Work instructions ▸
Strip the pictures and reproduce the rest of the listing exactly.
= = = = =
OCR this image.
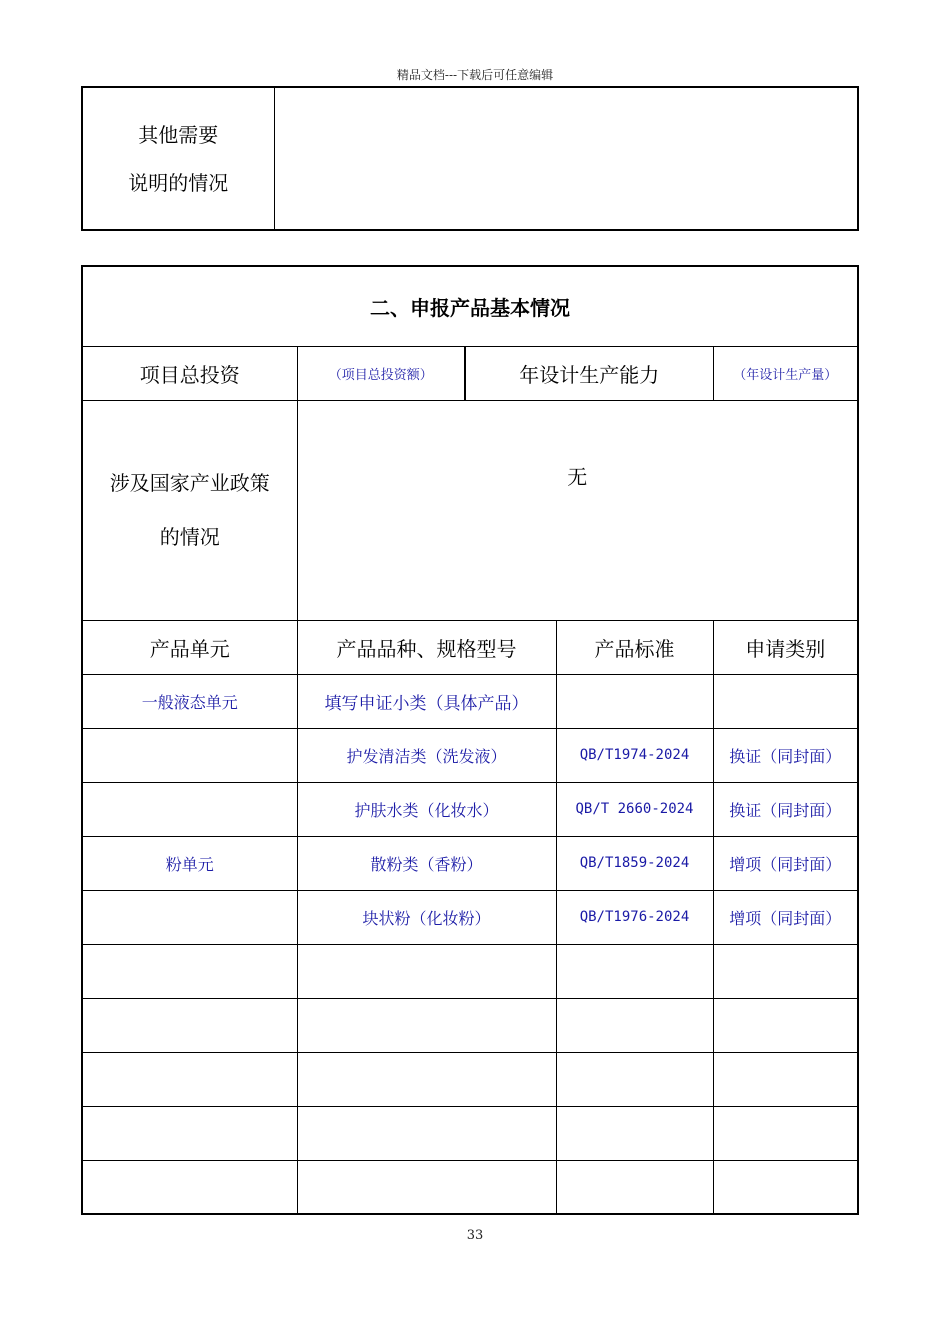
精品文档---下载后可任意编辑
其他需要
说明的情况

二、申报产品基本情况				
项目总投资	（项目总投资额）	年设计生产能力		（年设计生产量）

涉及国家产业政策
的情况	无			
产品单元	产品品种、规格型号		产品标准	申请类别
一般液态单元	填写申证小类（具体产品）			
	护发清洁类（洗发液）		QB/T1974-2024	换证（同封面）
	护肤水类（化妆水）		QB/T 2660-2024	换证（同封面）
粉单元	散粉类（香粉）		QB/T1859-2024	增项（同封面）
	块状粉（化妆粉）		QB/T1976-2024	增项（同封面）

33
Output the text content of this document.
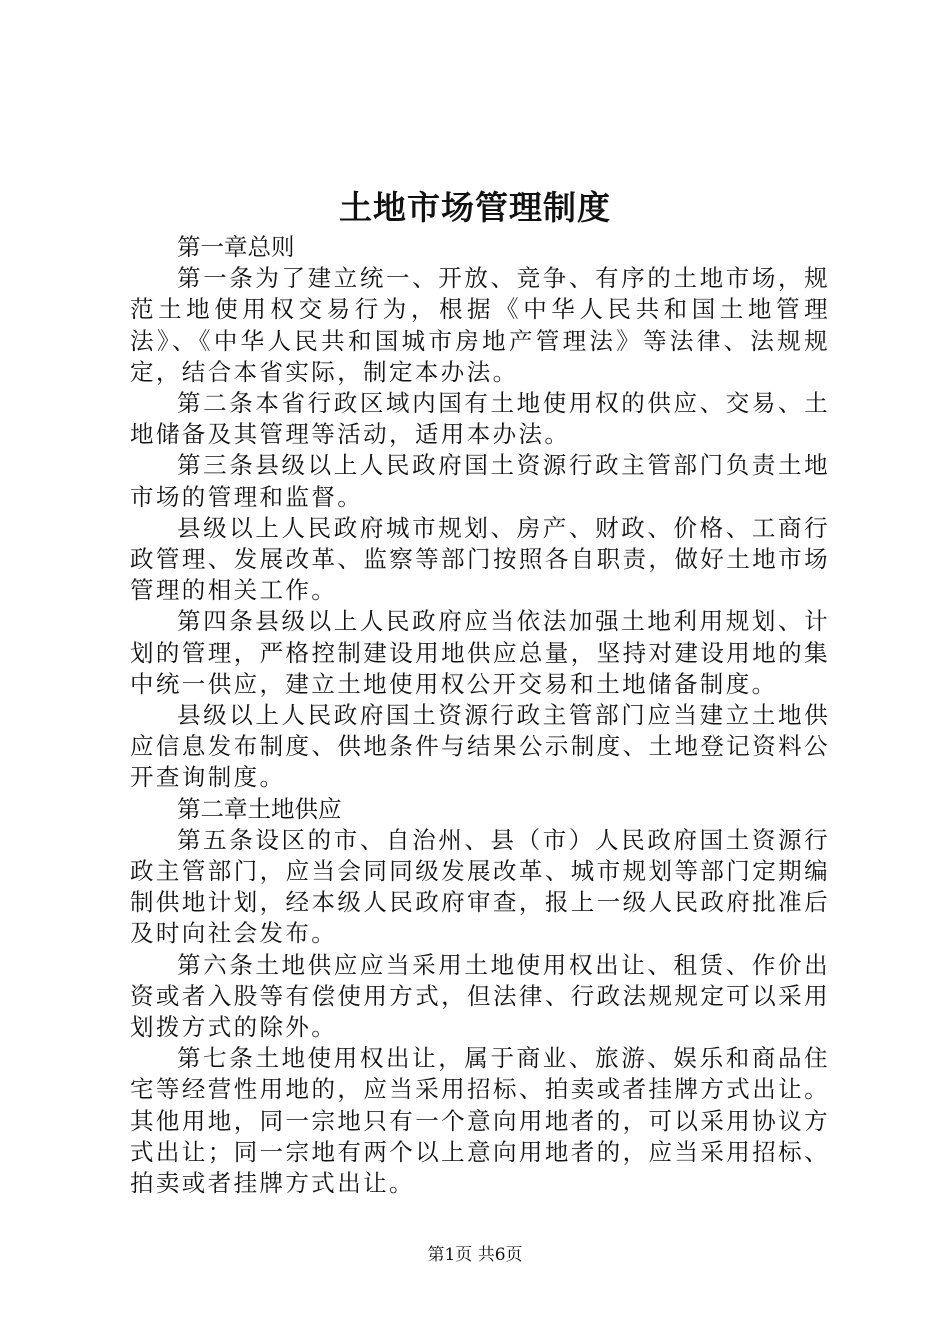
土地市场管理制度

第一章总则

第一条为了建立统一、开放、竞争、有序的土地市场，规范土地使用权交易行为，根据《中华人民共和国土地管理法》、《中华人民共和国城市房地产管理法》等法律、法规规定，结合本省实际，制定本办法。

第二条本省行政区域内国有土地使用权的供应、交易、土地储备及其管理等活动，适用本办法。

第三条县级以上人民政府国土资源行政主管部门负责土地市场的管理和监督。

县级以上人民政府城市规划、房产、财政、价格、工商行政管理、发展改革、监察等部门按照各自职责，做好土地市场管理的相关工作。

第四条县级以上人民政府应当依法加强土地利用规划、计划的管理，严格控制建设用地供应总量，坚持对建设用地的集中统一供应，建立土地使用权公开交易和土地储备制度。

县级以上人民政府国土资源行政主管部门应当建立土地供应信息发布制度、供地条件与结果公示制度、土地登记资料公开查询制度。

第二章土地供应

第五条设区的市、自治州、县（市）人民政府国土资源行政主管部门，应当会同同级发展改革、城市规划等部门定期编制供地计划，经本级人民政府审查，报上一级人民政府批准后及时向社会发布。

第六条土地供应应当采用土地使用权出让、租赁、作价出资或者入股等有偿使用方式，但法律、行政法规规定可以采用划拨方式的除外。

第七条土地使用权出让，属于商业、旅游、娱乐和商品住宅等经营性用地的，应当采用招标、拍卖或者挂牌方式出让。其他用地，同一宗地只有一个意向用地者的，可以采用协议方式出让；同一宗地有两个以上意向用地者的，应当采用招标、拍卖或者挂牌方式出让。

第1页 共6页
= = = = =
Problem solution ▸
OCR this image.
精品文档---下载后可任意编辑
其他需要
说明的情况

二、申报产品基本情况				
项目总投资	（项目总投资额）	年设计生产能力		（年设计生产量）

涉及国家产业政策
的情况	无			
产品单元	产品品种、规格型号		产品标准	申请类别
一般液态单元	填写申证小类（具体产品）			
	护发清洁类（洗发液）		QB/T1974-2024	换证（同封面）
	护肤水类（化妆水）		QB/T 2660-2024	换证（同封面）
粉单元	散粉类（香粉）		QB/T1859-2024	增项（同封面）
	块状粉（化妆粉）		QB/T1976-2024	增项（同封面）

33
Output the text content of this document.
土地市场管理制度

第一章总则

第一条为了建立统一、开放、竞争、有序的土地市场，规范土地使用权交易行为，根据《中华人民共和国土地管理法》、《中华人民共和国城市房地产管理法》等法律、法规规定，结合本省实际，制定本办法。

第二条本省行政区域内国有土地使用权的供应、交易、土地储备及其管理等活动，适用本办法。

第三条县级以上人民政府国土资源行政主管部门负责土地市场的管理和监督。

县级以上人民政府城市规划、房产、财政、价格、工商行政管理、发展改革、监察等部门按照各自职责，做好土地市场管理的相关工作。

第四条县级以上人民政府应当依法加强土地利用规划、计划的管理，严格控制建设用地供应总量，坚持对建设用地的集中统一供应，建立土地使用权公开交易和土地储备制度。

县级以上人民政府国土资源行政主管部门应当建立土地供应信息发布制度、供地条件与结果公示制度、土地登记资料公开查询制度。

第二章土地供应

第五条设区的市、自治州、县（市）人民政府国土资源行政主管部门，应当会同同级发展改革、城市规划等部门定期编制供地计划，经本级人民政府审查，报上一级人民政府批准后及时向社会发布。

第六条土地供应应当采用土地使用权出让、租赁、作价出资或者入股等有偿使用方式，但法律、行政法规规定可以采用划拨方式的除外。

第七条土地使用权出让，属于商业、旅游、娱乐和商品住宅等经营性用地的，应当采用招标、拍卖或者挂牌方式出让。其他用地，同一宗地只有一个意向用地者的，可以采用协议方式出让；同一宗地有两个以上意向用地者的，应当采用招标、拍卖或者挂牌方式出让。

第1页 共6页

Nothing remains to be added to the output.